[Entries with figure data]
..............................
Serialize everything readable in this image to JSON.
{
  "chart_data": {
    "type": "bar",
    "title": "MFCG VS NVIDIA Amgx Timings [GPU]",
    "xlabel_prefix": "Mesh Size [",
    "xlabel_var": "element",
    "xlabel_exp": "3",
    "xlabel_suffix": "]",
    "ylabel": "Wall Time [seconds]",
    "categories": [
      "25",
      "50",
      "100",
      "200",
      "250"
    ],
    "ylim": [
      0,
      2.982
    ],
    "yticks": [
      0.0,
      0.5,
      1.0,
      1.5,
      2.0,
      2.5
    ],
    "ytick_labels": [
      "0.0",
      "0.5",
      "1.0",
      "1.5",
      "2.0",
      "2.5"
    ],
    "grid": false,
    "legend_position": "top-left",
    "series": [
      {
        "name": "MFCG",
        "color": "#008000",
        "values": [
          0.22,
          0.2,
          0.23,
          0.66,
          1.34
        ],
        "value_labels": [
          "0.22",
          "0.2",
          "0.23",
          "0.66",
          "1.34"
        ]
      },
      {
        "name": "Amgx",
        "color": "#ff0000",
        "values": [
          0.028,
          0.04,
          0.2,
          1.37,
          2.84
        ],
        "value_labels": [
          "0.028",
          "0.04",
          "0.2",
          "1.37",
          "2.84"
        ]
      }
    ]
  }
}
..............................
Set down the entries above again, word for word.

Answer
Serialize everything readable in this image to JSON.
{
  "chart_data": {
    "type": "bar",
    "title": "MFCG VS NVIDIA Amgx Timings [GPU]",
    "xlabel_prefix": "Mesh Size [",
    "xlabel_var": "element",
    "xlabel_exp": "3",
    "xlabel_suffix": "]",
    "ylabel": "Wall Time [seconds]",
    "categories": [
      "25",
      "50",
      "100",
      "200",
      "250"
    ],
    "ylim": [
      0,
      2.982
    ],
    "yticks": [
      0.0,
      0.5,
      1.0,
      1.5,
      2.0,
      2.5
    ],
    "ytick_labels": [
      "0.0",
      "0.5",
      "1.0",
      "1.5",
      "2.0",
      "2.5"
    ],
    "grid": false,
    "legend_position": "top-left",
    "series": [
      {
        "name": "MFCG",
        "color": "#008000",
        "values": [
          0.22,
          0.2,
          0.23,
          0.66,
          1.34
        ],
        "value_labels": [
          "0.22",
          "0.2",
          "0.23",
          "0.66",
          "1.34"
        ]
      },
      {
        "name": "Amgx",
        "color": "#ff0000",
        "values": [
          0.028,
          0.04,
          0.2,
          1.37,
          2.84
        ],
        "value_labels": [
          "0.028",
          "0.04",
          "0.2",
          "1.37",
          "2.84"
        ]
      }
    ]
  }
}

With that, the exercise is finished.